▸ **Information shown**
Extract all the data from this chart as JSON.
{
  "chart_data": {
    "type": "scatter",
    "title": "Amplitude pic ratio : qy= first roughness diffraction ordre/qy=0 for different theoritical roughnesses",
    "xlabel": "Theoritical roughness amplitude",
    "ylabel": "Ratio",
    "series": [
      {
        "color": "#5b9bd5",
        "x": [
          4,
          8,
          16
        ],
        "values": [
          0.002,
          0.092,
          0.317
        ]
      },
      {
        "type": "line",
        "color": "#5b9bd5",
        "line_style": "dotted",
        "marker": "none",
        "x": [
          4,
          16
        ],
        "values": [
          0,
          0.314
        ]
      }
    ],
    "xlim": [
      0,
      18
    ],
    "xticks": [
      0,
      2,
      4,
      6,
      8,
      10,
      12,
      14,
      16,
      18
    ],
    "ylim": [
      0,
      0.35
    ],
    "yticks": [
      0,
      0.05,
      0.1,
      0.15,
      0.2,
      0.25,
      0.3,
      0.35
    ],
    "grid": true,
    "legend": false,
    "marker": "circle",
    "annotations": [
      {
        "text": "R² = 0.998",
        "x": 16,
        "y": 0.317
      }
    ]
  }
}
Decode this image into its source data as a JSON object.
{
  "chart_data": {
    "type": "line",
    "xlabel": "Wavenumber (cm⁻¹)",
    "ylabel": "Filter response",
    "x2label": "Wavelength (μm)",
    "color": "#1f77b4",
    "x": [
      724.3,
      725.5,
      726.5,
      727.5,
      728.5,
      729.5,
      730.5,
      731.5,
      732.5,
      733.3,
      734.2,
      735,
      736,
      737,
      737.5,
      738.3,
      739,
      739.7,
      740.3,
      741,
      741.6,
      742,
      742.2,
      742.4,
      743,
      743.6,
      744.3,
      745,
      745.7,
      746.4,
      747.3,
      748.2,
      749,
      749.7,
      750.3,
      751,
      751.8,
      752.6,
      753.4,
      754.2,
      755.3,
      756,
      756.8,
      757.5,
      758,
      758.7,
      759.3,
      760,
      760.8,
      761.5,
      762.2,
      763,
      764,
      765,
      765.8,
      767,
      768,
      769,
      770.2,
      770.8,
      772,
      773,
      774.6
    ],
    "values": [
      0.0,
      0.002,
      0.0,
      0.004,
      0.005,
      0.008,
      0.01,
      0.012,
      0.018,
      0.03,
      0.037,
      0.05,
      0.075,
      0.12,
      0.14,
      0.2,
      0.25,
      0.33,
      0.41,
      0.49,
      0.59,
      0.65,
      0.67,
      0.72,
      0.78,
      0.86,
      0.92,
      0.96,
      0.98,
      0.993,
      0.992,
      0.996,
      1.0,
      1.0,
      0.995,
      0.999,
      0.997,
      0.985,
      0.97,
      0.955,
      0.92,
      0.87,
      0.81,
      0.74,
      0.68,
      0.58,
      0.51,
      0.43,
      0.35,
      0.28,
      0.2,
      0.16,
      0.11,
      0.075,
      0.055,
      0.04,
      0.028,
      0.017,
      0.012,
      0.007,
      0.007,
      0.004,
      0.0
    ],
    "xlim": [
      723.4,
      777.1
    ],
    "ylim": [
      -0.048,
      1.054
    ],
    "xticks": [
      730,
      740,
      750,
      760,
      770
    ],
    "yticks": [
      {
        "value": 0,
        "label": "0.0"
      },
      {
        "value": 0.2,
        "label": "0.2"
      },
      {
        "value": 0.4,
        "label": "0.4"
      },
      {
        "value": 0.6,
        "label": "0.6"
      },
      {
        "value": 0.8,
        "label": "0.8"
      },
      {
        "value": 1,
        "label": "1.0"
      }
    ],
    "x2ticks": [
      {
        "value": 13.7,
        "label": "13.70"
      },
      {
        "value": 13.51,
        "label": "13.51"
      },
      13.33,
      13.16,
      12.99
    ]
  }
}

▸ **Exercise aim**
Return the material in full, exactly as shown.

▸ **Result below**
Extract all the data from this chart as JSON.
{
  "chart_data": {
    "type": "scatter",
    "title": "Amplitude pic ratio : qy= first roughness diffraction ordre/qy=0 for different theoritical roughnesses",
    "xlabel": "Theoritical roughness amplitude",
    "ylabel": "Ratio",
    "series": [
      {
        "color": "#5b9bd5",
        "x": [
          4,
          8,
          16
        ],
        "values": [
          0.002,
          0.092,
          0.317
        ]
      },
      {
        "type": "line",
        "color": "#5b9bd5",
        "line_style": "dotted",
        "marker": "none",
        "x": [
          4,
          16
        ],
        "values": [
          0,
          0.314
        ]
      }
    ],
    "xlim": [
      0,
      18
    ],
    "xticks": [
      0,
      2,
      4,
      6,
      8,
      10,
      12,
      14,
      16,
      18
    ],
    "ylim": [
      0,
      0.35
    ],
    "yticks": [
      0,
      0.05,
      0.1,
      0.15,
      0.2,
      0.25,
      0.3,
      0.35
    ],
    "grid": true,
    "legend": false,
    "marker": "circle",
    "annotations": [
      {
        "text": "R² = 0.998",
        "x": 16,
        "y": 0.317
      }
    ]
  }
}
Decode this image into its source data as a JSON object.
{
  "chart_data": {
    "type": "line",
    "xlabel": "Wavenumber (cm⁻¹)",
    "ylabel": "Filter response",
    "x2label": "Wavelength (μm)",
    "color": "#1f77b4",
    "x": [
      724.3,
      725.5,
      726.5,
      727.5,
      728.5,
      729.5,
      730.5,
      731.5,
      732.5,
      733.3,
      734.2,
      735,
      736,
      737,
      737.5,
      738.3,
      739,
      739.7,
      740.3,
      741,
      741.6,
      742,
      742.2,
      742.4,
      743,
      743.6,
      744.3,
      745,
      745.7,
      746.4,
      747.3,
      748.2,
      749,
      749.7,
      750.3,
      751,
      751.8,
      752.6,
      753.4,
      754.2,
      755.3,
      756,
      756.8,
      757.5,
      758,
      758.7,
      759.3,
      760,
      760.8,
      761.5,
      762.2,
      763,
      764,
      765,
      765.8,
      767,
      768,
      769,
      770.2,
      770.8,
      772,
      773,
      774.6
    ],
    "values": [
      0.0,
      0.002,
      0.0,
      0.004,
      0.005,
      0.008,
      0.01,
      0.012,
      0.018,
      0.03,
      0.037,
      0.05,
      0.075,
      0.12,
      0.14,
      0.2,
      0.25,
      0.33,
      0.41,
      0.49,
      0.59,
      0.65,
      0.67,
      0.72,
      0.78,
      0.86,
      0.92,
      0.96,
      0.98,
      0.993,
      0.992,
      0.996,
      1.0,
      1.0,
      0.995,
      0.999,
      0.997,
      0.985,
      0.97,
      0.955,
      0.92,
      0.87,
      0.81,
      0.74,
      0.68,
      0.58,
      0.51,
      0.43,
      0.35,
      0.28,
      0.2,
      0.16,
      0.11,
      0.075,
      0.055,
      0.04,
      0.028,
      0.017,
      0.012,
      0.007,
      0.007,
      0.004,
      0.0
    ],
    "xlim": [
      723.4,
      777.1
    ],
    "ylim": [
      -0.048,
      1.054
    ],
    "xticks": [
      730,
      740,
      750,
      760,
      770
    ],
    "yticks": [
      {
        "value": 0,
        "label": "0.0"
      },
      {
        "value": 0.2,
        "label": "0.2"
      },
      {
        "value": 0.4,
        "label": "0.4"
      },
      {
        "value": 0.6,
        "label": "0.6"
      },
      {
        "value": 0.8,
        "label": "0.8"
      },
      {
        "value": 1,
        "label": "1.0"
      }
    ],
    "x2ticks": [
      {
        "value": 13.7,
        "label": "13.70"
      },
      {
        "value": 13.51,
        "label": "13.51"
      },
      13.33,
      13.16,
      12.99
    ]
  }
}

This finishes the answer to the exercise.